> Working data
::::
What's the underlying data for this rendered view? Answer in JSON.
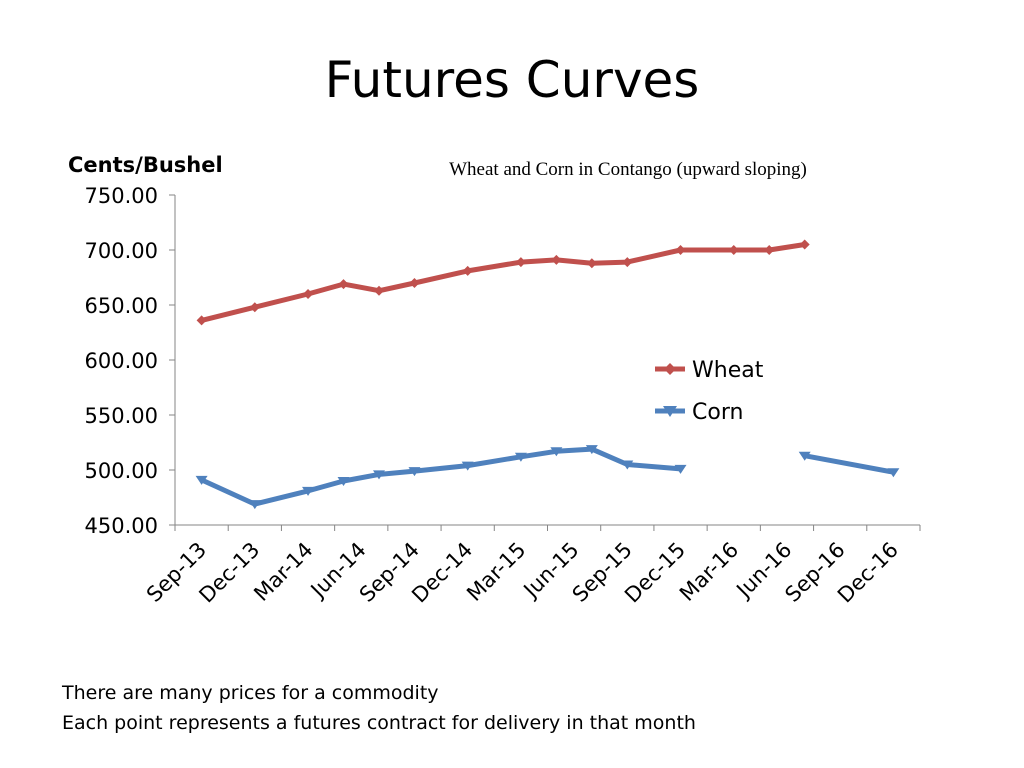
{
  "slide": {
    "title": "Futures Curves",
    "notes": [
      "There are many prices for a commodity",
      "Each point represents a futures contract for delivery in that month"
    ]
  },
  "chart_data": {
    "type": "line",
    "title": "",
    "subtitle": "Wheat and Corn in Contango (upward sloping)",
    "ylabel": "Cents/Bushel",
    "xlabel": "",
    "ylim": [
      450,
      750
    ],
    "yticks": [
      "450.00",
      "500.00",
      "550.00",
      "600.00",
      "650.00",
      "700.00",
      "750.00"
    ],
    "categories": [
      "Sep-13",
      "Dec-13",
      "Mar-14",
      "Jun-14",
      "Sep-14",
      "Dec-14",
      "Mar-15",
      "Jun-15",
      "Sep-15",
      "Dec-15",
      "Mar-16",
      "Jun-16",
      "Sep-16",
      "Dec-16"
    ],
    "grid": false,
    "legend": "center-right",
    "series": [
      {
        "name": "Wheat",
        "color": "#C0504D",
        "marker": "diamond",
        "points": [
          [
            "Sep-13",
            636
          ],
          [
            "Dec-13",
            648
          ],
          [
            "Mar-14",
            660
          ],
          [
            "May-14",
            669
          ],
          [
            "Jul-14",
            663
          ],
          [
            "Sep-14",
            670
          ],
          [
            "Dec-14",
            681
          ],
          [
            "Mar-15",
            689
          ],
          [
            "May-15",
            691
          ],
          [
            "Jul-15",
            688
          ],
          [
            "Sep-15",
            689
          ],
          [
            "Dec-15",
            700
          ],
          [
            "Mar-16",
            700
          ],
          [
            "May-16",
            700
          ],
          [
            "Jul-16",
            705
          ]
        ]
      },
      {
        "name": "Corn",
        "color": "#4F81BD",
        "marker": "triangle-down",
        "points": [
          [
            "Sep-13",
            491
          ],
          [
            "Dec-13",
            469
          ],
          [
            "Mar-14",
            481
          ],
          [
            "May-14",
            490
          ],
          [
            "Jul-14",
            496
          ],
          [
            "Sep-14",
            499
          ],
          [
            "Dec-14",
            504
          ],
          [
            "Mar-15",
            512
          ],
          [
            "May-15",
            517
          ],
          [
            "Jul-15",
            519
          ],
          [
            "Sep-15",
            505
          ],
          [
            "Dec-15",
            501
          ],
          null,
          null,
          [
            "Jul-16",
            513
          ],
          [
            "Dec-16",
            498
          ]
        ]
      }
    ]
  }
}
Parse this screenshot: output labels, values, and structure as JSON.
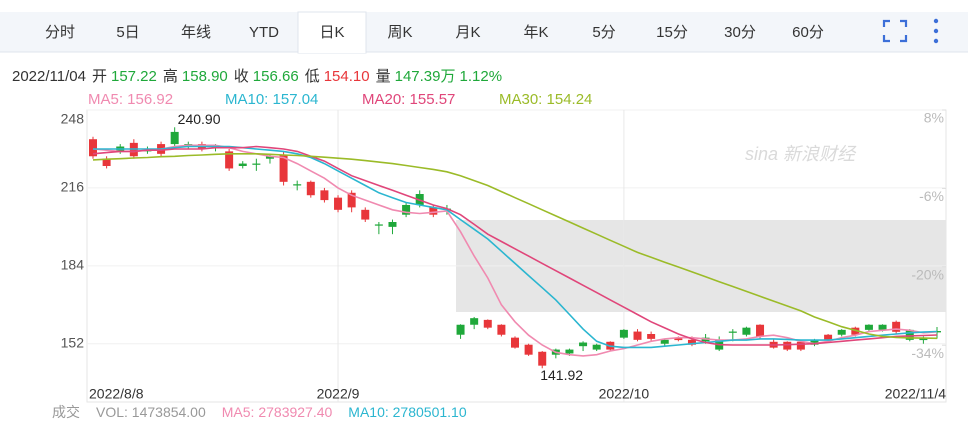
::::
Using the records above, select and copy every line that has the word "Wheat".

> Result of the task
    "subtitle": "Wheat and Corn in Contango (upward sloping)",
        "name": "Wheat",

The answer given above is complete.